Data items
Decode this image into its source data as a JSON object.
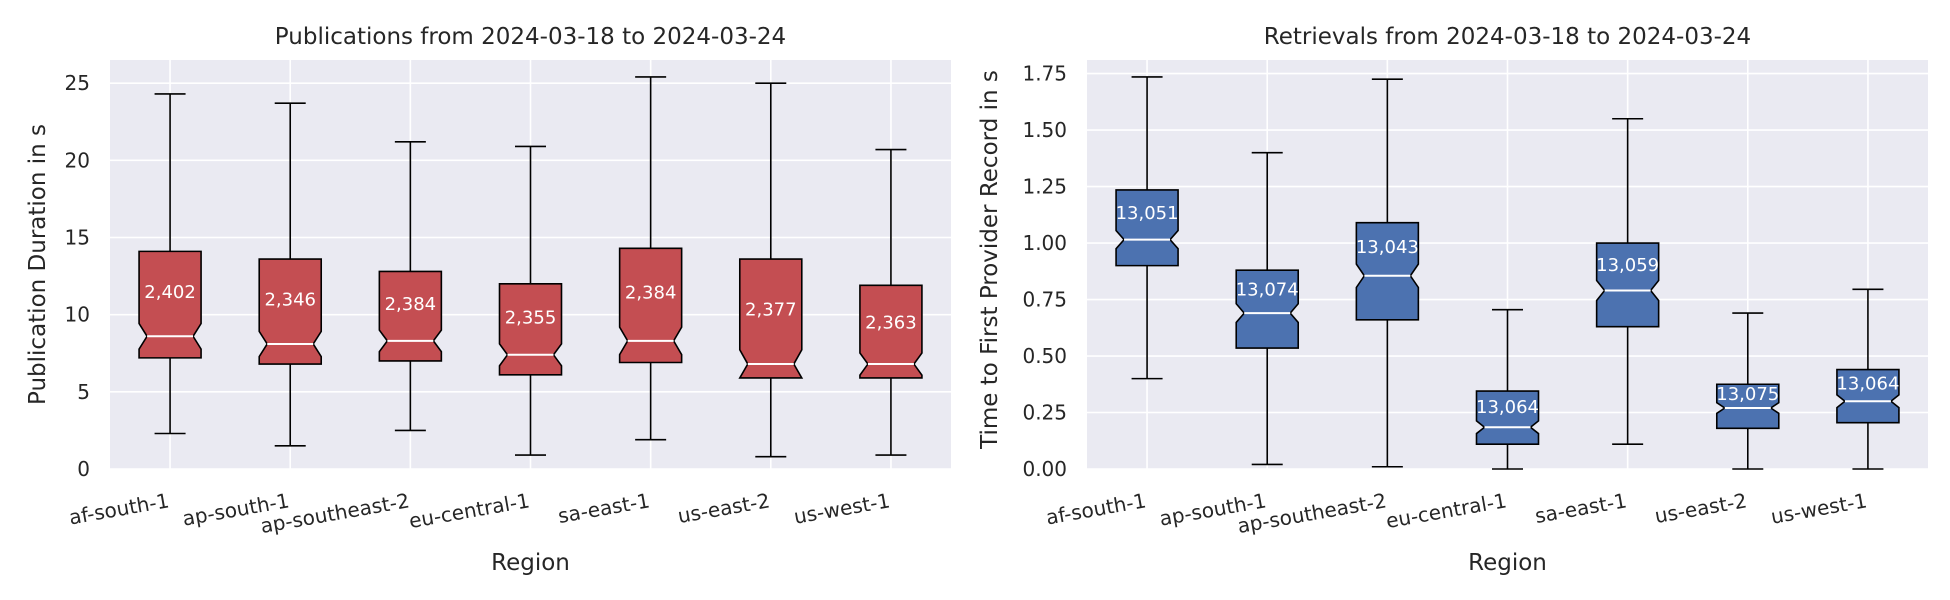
{
  "chart_data": [
    {
      "type": "boxplot",
      "title": "Publications from 2024-03-18 to 2024-03-24",
      "xlabel": "Region",
      "ylabel": "Publication Duration in s",
      "color": "#C44E52",
      "notched": true,
      "ylim": [
        0,
        26.5
      ],
      "yticks": [
        "0",
        "5",
        "10",
        "15",
        "20",
        "25"
      ],
      "grid": true,
      "categories": [
        "af-south-1",
        "ap-south-1",
        "ap-southeast-2",
        "eu-central-1",
        "sa-east-1",
        "us-east-2",
        "us-west-1"
      ],
      "boxes": [
        {
          "whislo": 2.3,
          "q1": 7.2,
          "med": 8.6,
          "q3": 14.1,
          "whishi": 24.3,
          "count": "2,402"
        },
        {
          "whislo": 1.5,
          "q1": 6.8,
          "med": 8.1,
          "q3": 13.6,
          "whishi": 23.7,
          "count": "2,346"
        },
        {
          "whislo": 2.5,
          "q1": 7.0,
          "med": 8.3,
          "q3": 12.8,
          "whishi": 21.2,
          "count": "2,384"
        },
        {
          "whislo": 0.9,
          "q1": 6.1,
          "med": 7.4,
          "q3": 12.0,
          "whishi": 20.9,
          "count": "2,355"
        },
        {
          "whislo": 1.9,
          "q1": 6.9,
          "med": 8.3,
          "q3": 14.3,
          "whishi": 25.4,
          "count": "2,384"
        },
        {
          "whislo": 0.8,
          "q1": 5.9,
          "med": 6.8,
          "q3": 13.6,
          "whishi": 25.0,
          "count": "2,377"
        },
        {
          "whislo": 0.9,
          "q1": 5.9,
          "med": 6.8,
          "q3": 11.9,
          "whishi": 20.7,
          "count": "2,363"
        }
      ]
    },
    {
      "type": "boxplot",
      "title": "Retrievals from 2024-03-18 to 2024-03-24",
      "xlabel": "Region",
      "ylabel": "Time to First Provider Record in s",
      "color": "#4C72B0",
      "notched": true,
      "ylim": [
        0,
        1.81
      ],
      "yticks": [
        "0.00",
        "0.25",
        "0.50",
        "0.75",
        "1.00",
        "1.25",
        "1.50",
        "1.75"
      ],
      "grid": true,
      "categories": [
        "af-south-1",
        "ap-south-1",
        "ap-southeast-2",
        "eu-central-1",
        "sa-east-1",
        "us-east-2",
        "us-west-1"
      ],
      "boxes": [
        {
          "whislo": 0.4,
          "q1": 0.9,
          "med": 1.015,
          "q3": 1.235,
          "whishi": 1.735,
          "count": "13,051"
        },
        {
          "whislo": 0.02,
          "q1": 0.535,
          "med": 0.69,
          "q3": 0.88,
          "whishi": 1.4,
          "count": "13,074"
        },
        {
          "whislo": 0.01,
          "q1": 0.66,
          "med": 0.855,
          "q3": 1.09,
          "whishi": 1.725,
          "count": "13,043"
        },
        {
          "whislo": 0.0,
          "q1": 0.11,
          "med": 0.185,
          "q3": 0.345,
          "whishi": 0.705,
          "count": "13,064"
        },
        {
          "whislo": 0.11,
          "q1": 0.63,
          "med": 0.79,
          "q3": 1.0,
          "whishi": 1.55,
          "count": "13,059"
        },
        {
          "whislo": 0.0,
          "q1": 0.18,
          "med": 0.27,
          "q3": 0.375,
          "whishi": 0.69,
          "count": "13,075"
        },
        {
          "whislo": 0.0,
          "q1": 0.205,
          "med": 0.3,
          "q3": 0.44,
          "whishi": 0.795,
          "count": "13,064"
        }
      ]
    }
  ]
}
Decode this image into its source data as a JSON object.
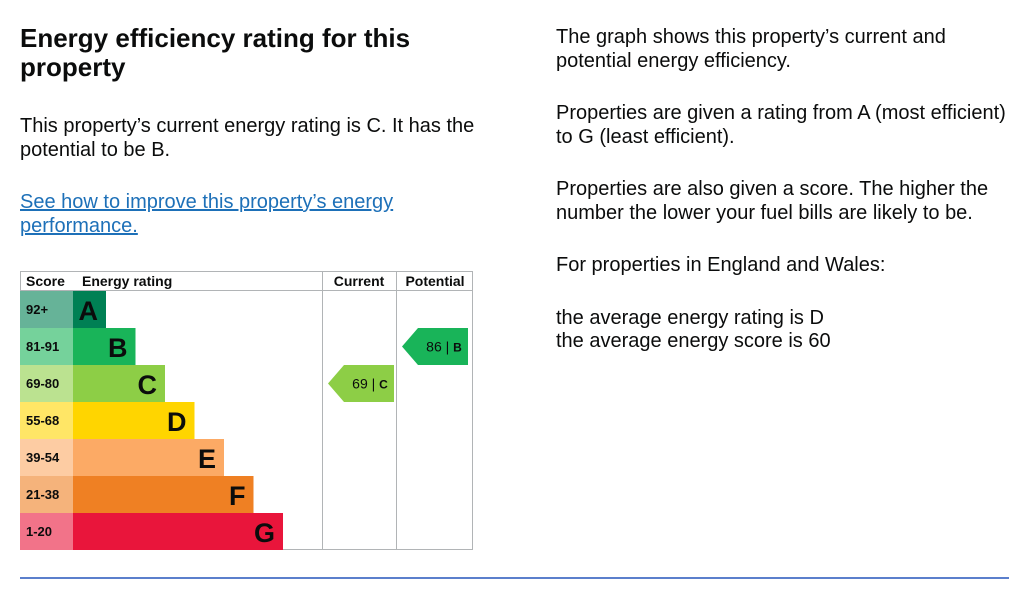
{
  "heading": "Energy efficiency rating for this property",
  "current_text": "This property’s current energy rating is C. It has the potential to be B.",
  "improve_link": "See how to improve this property’s energy performance.",
  "right": {
    "p1": "The graph shows this property’s current and potential energy efficiency.",
    "p2": "Properties are given a rating from A (most efficient) to G (least efficient).",
    "p3": "Properties are also given a score. The higher the number the lower your fuel bills are likely to be.",
    "p4": "For properties in England and Wales:",
    "avg_rating": "the average energy rating is D",
    "avg_score": "the average energy score is 60"
  },
  "chart_data": {
    "type": "bar",
    "headers": {
      "score": "Score",
      "rating": "Energy rating",
      "current": "Current",
      "potential": "Potential"
    },
    "bands": [
      {
        "letter": "A",
        "range": "92+",
        "color": "#008054",
        "score_bg": "#66b398"
      },
      {
        "letter": "B",
        "range": "81-91",
        "color": "#19b459",
        "score_bg": "#75d29b"
      },
      {
        "letter": "C",
        "range": "69-80",
        "color": "#8dce46",
        "score_bg": "#bbe290"
      },
      {
        "letter": "D",
        "range": "55-68",
        "color": "#ffd500",
        "score_bg": "#ffe666"
      },
      {
        "letter": "E",
        "range": "39-54",
        "color": "#fcaa65",
        "score_bg": "#fdcca3"
      },
      {
        "letter": "F",
        "range": "21-38",
        "color": "#ef8023",
        "score_bg": "#f5b37b"
      },
      {
        "letter": "G",
        "range": "1-20",
        "color": "#e9153b",
        "score_bg": "#f27389"
      }
    ],
    "current": {
      "score": "69",
      "letter": "C",
      "color": "#8dce46"
    },
    "potential": {
      "score": "86",
      "letter": "B",
      "color": "#19b459"
    }
  }
}
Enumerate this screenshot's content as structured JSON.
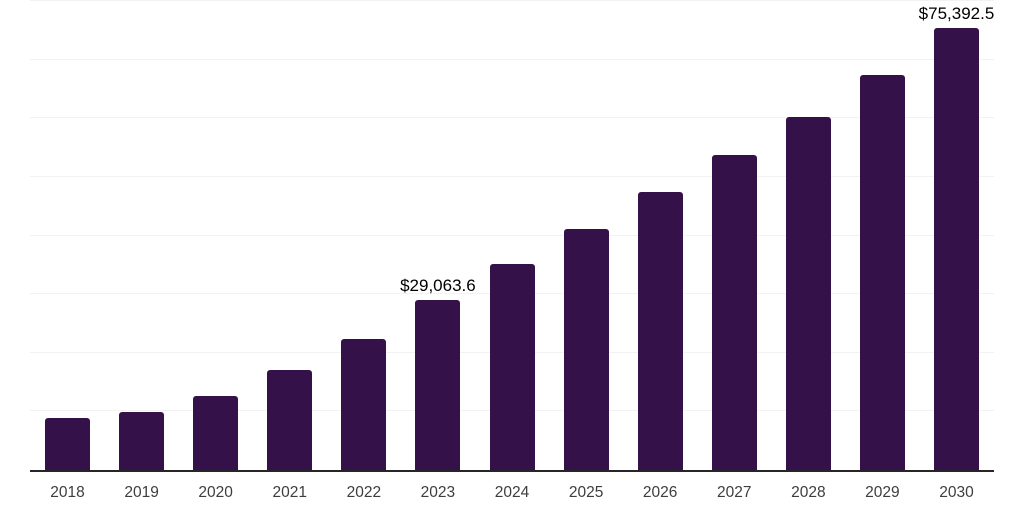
{
  "chart_data": {
    "type": "bar",
    "title": "",
    "xlabel": "",
    "ylabel": "",
    "categories": [
      "2018",
      "2019",
      "2020",
      "2021",
      "2022",
      "2023",
      "2024",
      "2025",
      "2026",
      "2027",
      "2028",
      "2029",
      "2030"
    ],
    "values": [
      8950,
      9980,
      12540,
      17060,
      22350,
      29063.6,
      35140,
      41110,
      47430,
      53740,
      60220,
      67390,
      75392.5
    ],
    "point_labels": [
      "",
      "",
      "",
      "",
      "",
      "$29,063.6",
      "",
      "",
      "",
      "",
      "",
      "",
      "$75,392.5"
    ],
    "ylim": [
      0,
      80000
    ],
    "grid_step": 10000,
    "grid": "horizontal",
    "legend": "none",
    "colors": {
      "bar": "#341249",
      "grid": "#f2f2f2",
      "axis": "#262626",
      "value_label": "#000000",
      "tick_label": "#3d3d3d",
      "background": "#ffffff"
    }
  }
}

*What the task requires*: Omit every picture while copying the listing above exactly.

*Result of this task*:
Decode this image into its source data as a JSON object.
{
  "chart_data": [
    {
      "type": "boxplot",
      "title": "Publications from 2024-03-18 to 2024-03-24",
      "xlabel": "Region",
      "ylabel": "Publication Duration in s",
      "color": "#C44E52",
      "notched": true,
      "ylim": [
        0,
        26.5
      ],
      "yticks": [
        "0",
        "5",
        "10",
        "15",
        "20",
        "25"
      ],
      "grid": true,
      "categories": [
        "af-south-1",
        "ap-south-1",
        "ap-southeast-2",
        "eu-central-1",
        "sa-east-1",
        "us-east-2",
        "us-west-1"
      ],
      "boxes": [
        {
          "whislo": 2.3,
          "q1": 7.2,
          "med": 8.6,
          "q3": 14.1,
          "whishi": 24.3,
          "count": "2,402"
        },
        {
          "whislo": 1.5,
          "q1": 6.8,
          "med": 8.1,
          "q3": 13.6,
          "whishi": 23.7,
          "count": "2,346"
        },
        {
          "whislo": 2.5,
          "q1": 7.0,
          "med": 8.3,
          "q3": 12.8,
          "whishi": 21.2,
          "count": "2,384"
        },
        {
          "whislo": 0.9,
          "q1": 6.1,
          "med": 7.4,
          "q3": 12.0,
          "whishi": 20.9,
          "count": "2,355"
        },
        {
          "whislo": 1.9,
          "q1": 6.9,
          "med": 8.3,
          "q3": 14.3,
          "whishi": 25.4,
          "count": "2,384"
        },
        {
          "whislo": 0.8,
          "q1": 5.9,
          "med": 6.8,
          "q3": 13.6,
          "whishi": 25.0,
          "count": "2,377"
        },
        {
          "whislo": 0.9,
          "q1": 5.9,
          "med": 6.8,
          "q3": 11.9,
          "whishi": 20.7,
          "count": "2,363"
        }
      ]
    },
    {
      "type": "boxplot",
      "title": "Retrievals from 2024-03-18 to 2024-03-24",
      "xlabel": "Region",
      "ylabel": "Time to First Provider Record in s",
      "color": "#4C72B0",
      "notched": true,
      "ylim": [
        0,
        1.81
      ],
      "yticks": [
        "0.00",
        "0.25",
        "0.50",
        "0.75",
        "1.00",
        "1.25",
        "1.50",
        "1.75"
      ],
      "grid": true,
      "categories": [
        "af-south-1",
        "ap-south-1",
        "ap-southeast-2",
        "eu-central-1",
        "sa-east-1",
        "us-east-2",
        "us-west-1"
      ],
      "boxes": [
        {
          "whislo": 0.4,
          "q1": 0.9,
          "med": 1.015,
          "q3": 1.235,
          "whishi": 1.735,
          "count": "13,051"
        },
        {
          "whislo": 0.02,
          "q1": 0.535,
          "med": 0.69,
          "q3": 0.88,
          "whishi": 1.4,
          "count": "13,074"
        },
        {
          "whislo": 0.01,
          "q1": 0.66,
          "med": 0.855,
          "q3": 1.09,
          "whishi": 1.725,
          "count": "13,043"
        },
        {
          "whislo": 0.0,
          "q1": 0.11,
          "med": 0.185,
          "q3": 0.345,
          "whishi": 0.705,
          "count": "13,064"
        },
        {
          "whislo": 0.11,
          "q1": 0.63,
          "med": 0.79,
          "q3": 1.0,
          "whishi": 1.55,
          "count": "13,059"
        },
        {
          "whislo": 0.0,
          "q1": 0.18,
          "med": 0.27,
          "q3": 0.375,
          "whishi": 0.69,
          "count": "13,075"
        },
        {
          "whislo": 0.0,
          "q1": 0.205,
          "med": 0.3,
          "q3": 0.44,
          "whishi": 0.795,
          "count": "13,064"
        }
      ]
    }
  ]
}
Decode this image into its source data as a JSON object.
{
  "heading": "Energy efficiency rating for this property",
  "current_text": "This property’s current energy rating is C. It has the potential to be B.",
  "improve_link": "See how to improve this property’s energy performance.",
  "right": {
    "p1": "The graph shows this property’s current and potential energy efficiency.",
    "p2": "Properties are given a rating from A (most efficient) to G (least efficient).",
    "p3": "Properties are also given a score. The higher the number the lower your fuel bills are likely to be.",
    "p4": "For properties in England and Wales:",
    "avg_rating": "the average energy rating is D",
    "avg_score": "the average energy score is 60"
  },
  "chart_data": {
    "type": "bar",
    "headers": {
      "score": "Score",
      "rating": "Energy rating",
      "current": "Current",
      "potential": "Potential"
    },
    "bands": [
      {
        "letter": "A",
        "range": "92+",
        "color": "#008054",
        "score_bg": "#66b398"
      },
      {
        "letter": "B",
        "range": "81-91",
        "color": "#19b459",
        "score_bg": "#75d29b"
      },
      {
        "letter": "C",
        "range": "69-80",
        "color": "#8dce46",
        "score_bg": "#bbe290"
      },
      {
        "letter": "D",
        "range": "55-68",
        "color": "#ffd500",
        "score_bg": "#ffe666"
      },
      {
        "letter": "E",
        "range": "39-54",
        "color": "#fcaa65",
        "score_bg": "#fdcca3"
      },
      {
        "letter": "F",
        "range": "21-38",
        "color": "#ef8023",
        "score_bg": "#f5b37b"
      },
      {
        "letter": "G",
        "range": "1-20",
        "color": "#e9153b",
        "score_bg": "#f27389"
      }
    ],
    "current": {
      "score": "69",
      "letter": "C",
      "color": "#8dce46"
    },
    "potential": {
      "score": "86",
      "letter": "B",
      "color": "#19b459"
    }
  }
}
Enumerate this screenshot's content as structured JSON.
{
  "chart_data": {
    "type": "bar",
    "title": "",
    "xlabel": "",
    "ylabel": "",
    "categories": [
      "2018",
      "2019",
      "2020",
      "2021",
      "2022",
      "2023",
      "2024",
      "2025",
      "2026",
      "2027",
      "2028",
      "2029",
      "2030"
    ],
    "values": [
      8950,
      9980,
      12540,
      17060,
      22350,
      29063.6,
      35140,
      41110,
      47430,
      53740,
      60220,
      67390,
      75392.5
    ],
    "point_labels": [
      "",
      "",
      "",
      "",
      "",
      "$29,063.6",
      "",
      "",
      "",
      "",
      "",
      "",
      "$75,392.5"
    ],
    "ylim": [
      0,
      80000
    ],
    "grid_step": 10000,
    "grid": "horizontal",
    "legend": "none",
    "colors": {
      "bar": "#341249",
      "grid": "#f2f2f2",
      "axis": "#262626",
      "value_label": "#000000",
      "tick_label": "#3d3d3d",
      "background": "#ffffff"
    }
  }
}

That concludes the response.